## Goal
Locate and copy each line in the data that contains the word "period".

(Source data)
------
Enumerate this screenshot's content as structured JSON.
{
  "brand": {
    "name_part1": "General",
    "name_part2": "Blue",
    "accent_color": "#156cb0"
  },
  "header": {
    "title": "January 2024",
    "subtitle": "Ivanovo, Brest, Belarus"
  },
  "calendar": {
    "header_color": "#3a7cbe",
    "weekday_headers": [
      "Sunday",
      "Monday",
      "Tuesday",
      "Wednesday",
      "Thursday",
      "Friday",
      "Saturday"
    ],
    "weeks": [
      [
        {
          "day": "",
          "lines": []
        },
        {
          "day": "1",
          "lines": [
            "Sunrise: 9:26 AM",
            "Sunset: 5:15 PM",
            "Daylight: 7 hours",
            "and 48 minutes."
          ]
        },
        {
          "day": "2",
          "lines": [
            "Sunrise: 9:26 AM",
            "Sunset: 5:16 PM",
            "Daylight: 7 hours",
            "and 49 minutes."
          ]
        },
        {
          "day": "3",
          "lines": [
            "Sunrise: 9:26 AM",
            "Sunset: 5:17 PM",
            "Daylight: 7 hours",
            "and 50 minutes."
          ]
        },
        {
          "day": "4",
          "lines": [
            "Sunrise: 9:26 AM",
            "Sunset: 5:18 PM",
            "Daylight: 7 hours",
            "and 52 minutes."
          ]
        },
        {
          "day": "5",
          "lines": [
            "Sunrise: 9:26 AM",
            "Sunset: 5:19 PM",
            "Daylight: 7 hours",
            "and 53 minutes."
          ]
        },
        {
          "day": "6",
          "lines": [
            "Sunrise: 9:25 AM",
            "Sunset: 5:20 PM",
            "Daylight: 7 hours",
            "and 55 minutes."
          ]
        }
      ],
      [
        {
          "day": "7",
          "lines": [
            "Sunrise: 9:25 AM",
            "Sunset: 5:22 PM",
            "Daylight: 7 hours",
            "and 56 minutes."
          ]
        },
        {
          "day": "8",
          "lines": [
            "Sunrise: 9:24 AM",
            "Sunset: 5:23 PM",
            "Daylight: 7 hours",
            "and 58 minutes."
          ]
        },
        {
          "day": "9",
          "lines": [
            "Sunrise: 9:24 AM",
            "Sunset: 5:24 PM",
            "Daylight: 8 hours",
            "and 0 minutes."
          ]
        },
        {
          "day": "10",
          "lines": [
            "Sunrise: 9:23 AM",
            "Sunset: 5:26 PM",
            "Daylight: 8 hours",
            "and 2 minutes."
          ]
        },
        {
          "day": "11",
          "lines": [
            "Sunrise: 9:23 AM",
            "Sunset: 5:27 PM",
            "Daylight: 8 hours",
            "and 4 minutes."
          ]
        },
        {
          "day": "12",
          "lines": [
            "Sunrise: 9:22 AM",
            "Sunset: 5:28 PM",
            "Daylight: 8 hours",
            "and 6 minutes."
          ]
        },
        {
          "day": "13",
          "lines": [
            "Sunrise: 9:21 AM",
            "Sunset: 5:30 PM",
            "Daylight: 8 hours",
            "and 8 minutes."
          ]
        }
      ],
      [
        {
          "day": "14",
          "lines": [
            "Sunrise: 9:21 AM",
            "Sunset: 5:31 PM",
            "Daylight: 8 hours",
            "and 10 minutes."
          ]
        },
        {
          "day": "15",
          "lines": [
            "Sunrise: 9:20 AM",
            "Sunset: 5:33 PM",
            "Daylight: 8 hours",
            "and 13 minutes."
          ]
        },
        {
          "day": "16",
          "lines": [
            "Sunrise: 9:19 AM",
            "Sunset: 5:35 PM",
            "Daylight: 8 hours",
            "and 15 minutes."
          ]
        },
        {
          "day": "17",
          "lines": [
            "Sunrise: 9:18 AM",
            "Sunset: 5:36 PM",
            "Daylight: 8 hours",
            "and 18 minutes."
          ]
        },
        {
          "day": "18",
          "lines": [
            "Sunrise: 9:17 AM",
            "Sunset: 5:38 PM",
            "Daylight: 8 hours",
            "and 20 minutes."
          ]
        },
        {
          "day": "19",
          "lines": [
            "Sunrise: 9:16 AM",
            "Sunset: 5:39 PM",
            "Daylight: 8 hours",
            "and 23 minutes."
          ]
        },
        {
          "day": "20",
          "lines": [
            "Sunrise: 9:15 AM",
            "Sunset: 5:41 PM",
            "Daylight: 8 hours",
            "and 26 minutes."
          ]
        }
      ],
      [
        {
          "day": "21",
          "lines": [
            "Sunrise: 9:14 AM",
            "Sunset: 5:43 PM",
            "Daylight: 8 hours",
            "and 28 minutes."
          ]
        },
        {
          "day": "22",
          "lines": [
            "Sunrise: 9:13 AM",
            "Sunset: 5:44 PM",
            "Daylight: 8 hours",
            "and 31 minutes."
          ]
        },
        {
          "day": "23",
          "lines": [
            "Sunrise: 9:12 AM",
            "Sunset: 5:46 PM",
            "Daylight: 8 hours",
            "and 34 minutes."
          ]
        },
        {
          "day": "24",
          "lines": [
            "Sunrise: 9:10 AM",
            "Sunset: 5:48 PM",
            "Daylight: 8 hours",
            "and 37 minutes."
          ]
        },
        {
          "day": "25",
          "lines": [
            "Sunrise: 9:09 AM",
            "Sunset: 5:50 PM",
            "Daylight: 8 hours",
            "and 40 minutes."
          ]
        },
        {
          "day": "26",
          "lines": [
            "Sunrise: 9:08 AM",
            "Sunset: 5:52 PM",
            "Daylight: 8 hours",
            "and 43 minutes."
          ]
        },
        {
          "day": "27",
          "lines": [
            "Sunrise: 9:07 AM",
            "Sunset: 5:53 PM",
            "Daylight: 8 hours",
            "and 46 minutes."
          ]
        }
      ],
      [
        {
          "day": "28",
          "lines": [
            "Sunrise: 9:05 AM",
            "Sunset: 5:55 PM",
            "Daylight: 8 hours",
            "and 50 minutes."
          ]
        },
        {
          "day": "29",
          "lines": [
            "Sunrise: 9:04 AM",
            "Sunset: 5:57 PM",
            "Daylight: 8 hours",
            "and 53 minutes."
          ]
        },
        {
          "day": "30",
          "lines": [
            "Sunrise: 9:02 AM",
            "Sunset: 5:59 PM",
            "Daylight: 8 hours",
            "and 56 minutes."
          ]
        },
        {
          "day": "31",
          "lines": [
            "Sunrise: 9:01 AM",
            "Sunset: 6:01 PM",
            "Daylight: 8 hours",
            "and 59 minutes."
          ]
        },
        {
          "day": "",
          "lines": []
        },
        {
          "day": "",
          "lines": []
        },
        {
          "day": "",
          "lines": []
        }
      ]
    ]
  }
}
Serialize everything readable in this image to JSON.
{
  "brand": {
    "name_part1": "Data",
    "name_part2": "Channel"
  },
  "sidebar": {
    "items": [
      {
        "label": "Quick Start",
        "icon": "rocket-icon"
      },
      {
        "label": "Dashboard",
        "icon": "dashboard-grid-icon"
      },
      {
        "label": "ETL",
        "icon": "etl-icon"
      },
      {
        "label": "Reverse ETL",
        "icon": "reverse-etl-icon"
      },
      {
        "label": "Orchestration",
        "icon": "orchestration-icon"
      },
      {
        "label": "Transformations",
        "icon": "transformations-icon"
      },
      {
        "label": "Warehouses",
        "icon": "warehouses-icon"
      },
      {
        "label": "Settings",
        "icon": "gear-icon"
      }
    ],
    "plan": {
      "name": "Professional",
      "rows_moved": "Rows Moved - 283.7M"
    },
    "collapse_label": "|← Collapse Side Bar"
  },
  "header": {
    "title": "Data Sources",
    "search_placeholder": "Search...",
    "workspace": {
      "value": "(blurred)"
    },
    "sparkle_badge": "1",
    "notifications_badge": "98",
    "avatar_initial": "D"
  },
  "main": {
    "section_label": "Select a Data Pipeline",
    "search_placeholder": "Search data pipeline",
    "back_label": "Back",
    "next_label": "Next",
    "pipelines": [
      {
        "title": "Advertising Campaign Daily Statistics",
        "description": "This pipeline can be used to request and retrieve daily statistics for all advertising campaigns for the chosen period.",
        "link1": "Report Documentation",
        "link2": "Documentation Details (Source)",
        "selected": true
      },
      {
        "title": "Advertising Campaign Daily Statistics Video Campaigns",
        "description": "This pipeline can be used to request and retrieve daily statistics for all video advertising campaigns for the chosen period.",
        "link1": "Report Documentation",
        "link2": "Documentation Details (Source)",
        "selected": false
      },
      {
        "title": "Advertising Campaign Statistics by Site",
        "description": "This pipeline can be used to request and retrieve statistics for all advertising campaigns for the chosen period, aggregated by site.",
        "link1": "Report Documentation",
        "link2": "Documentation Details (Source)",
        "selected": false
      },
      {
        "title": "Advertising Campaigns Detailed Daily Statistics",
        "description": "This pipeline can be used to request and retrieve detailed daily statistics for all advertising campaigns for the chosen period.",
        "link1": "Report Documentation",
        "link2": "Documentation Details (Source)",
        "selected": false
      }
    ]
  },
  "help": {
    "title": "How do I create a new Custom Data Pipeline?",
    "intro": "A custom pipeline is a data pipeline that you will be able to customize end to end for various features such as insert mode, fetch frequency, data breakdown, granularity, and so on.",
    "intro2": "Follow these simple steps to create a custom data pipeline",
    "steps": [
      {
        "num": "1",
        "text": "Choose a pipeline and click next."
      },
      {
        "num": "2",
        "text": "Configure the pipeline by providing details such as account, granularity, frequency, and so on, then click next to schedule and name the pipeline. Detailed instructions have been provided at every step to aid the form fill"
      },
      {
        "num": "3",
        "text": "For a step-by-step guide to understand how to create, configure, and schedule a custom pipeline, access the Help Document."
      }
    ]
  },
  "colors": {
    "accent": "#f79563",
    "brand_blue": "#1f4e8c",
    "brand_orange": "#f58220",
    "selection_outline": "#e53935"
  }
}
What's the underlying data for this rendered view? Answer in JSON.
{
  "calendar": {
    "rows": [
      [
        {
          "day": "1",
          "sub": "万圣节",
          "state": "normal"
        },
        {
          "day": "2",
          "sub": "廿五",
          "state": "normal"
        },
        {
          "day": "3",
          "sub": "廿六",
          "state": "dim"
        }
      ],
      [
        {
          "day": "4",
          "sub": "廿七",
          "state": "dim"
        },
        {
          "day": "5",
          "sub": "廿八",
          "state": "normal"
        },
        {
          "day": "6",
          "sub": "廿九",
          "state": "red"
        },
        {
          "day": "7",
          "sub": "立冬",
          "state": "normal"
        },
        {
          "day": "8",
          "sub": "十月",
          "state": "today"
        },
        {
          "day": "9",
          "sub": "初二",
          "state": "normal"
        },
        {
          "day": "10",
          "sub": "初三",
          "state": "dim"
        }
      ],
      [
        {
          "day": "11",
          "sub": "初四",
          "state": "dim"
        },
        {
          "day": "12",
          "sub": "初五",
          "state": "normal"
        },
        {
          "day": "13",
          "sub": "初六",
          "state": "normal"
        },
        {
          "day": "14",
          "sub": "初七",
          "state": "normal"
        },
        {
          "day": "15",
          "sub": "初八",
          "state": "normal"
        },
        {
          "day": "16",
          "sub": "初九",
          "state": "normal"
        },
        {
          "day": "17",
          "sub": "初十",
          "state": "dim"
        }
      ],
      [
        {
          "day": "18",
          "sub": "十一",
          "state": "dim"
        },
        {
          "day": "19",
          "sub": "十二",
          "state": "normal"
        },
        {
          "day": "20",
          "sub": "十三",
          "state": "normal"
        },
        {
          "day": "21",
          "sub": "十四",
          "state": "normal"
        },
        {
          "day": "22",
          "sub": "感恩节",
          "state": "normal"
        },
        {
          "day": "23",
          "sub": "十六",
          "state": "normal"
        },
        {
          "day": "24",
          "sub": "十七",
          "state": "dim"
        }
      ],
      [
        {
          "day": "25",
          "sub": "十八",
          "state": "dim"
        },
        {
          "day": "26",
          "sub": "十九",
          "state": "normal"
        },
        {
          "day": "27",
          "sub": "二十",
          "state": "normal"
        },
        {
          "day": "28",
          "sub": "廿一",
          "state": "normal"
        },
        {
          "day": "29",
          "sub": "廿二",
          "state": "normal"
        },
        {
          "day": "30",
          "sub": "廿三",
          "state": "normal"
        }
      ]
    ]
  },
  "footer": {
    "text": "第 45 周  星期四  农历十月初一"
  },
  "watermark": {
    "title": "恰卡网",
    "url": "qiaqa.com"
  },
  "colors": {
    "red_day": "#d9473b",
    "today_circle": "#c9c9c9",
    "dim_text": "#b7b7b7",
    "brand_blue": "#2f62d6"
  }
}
------
## Written answer
        "description": "This pipeline can be used to request and retrieve daily statistics for all advertising campaigns for the chosen period.",
        "description": "This pipeline can be used to request and retrieve daily statistics for all video advertising campaigns for the chosen period.",
        "description": "This pipeline can be used to request and retrieve statistics for all advertising campaigns for the chosen period, aggregated by site.",
        "description": "This pipeline can be used to request and retrieve detailed daily statistics for all advertising campaigns for the chosen period.",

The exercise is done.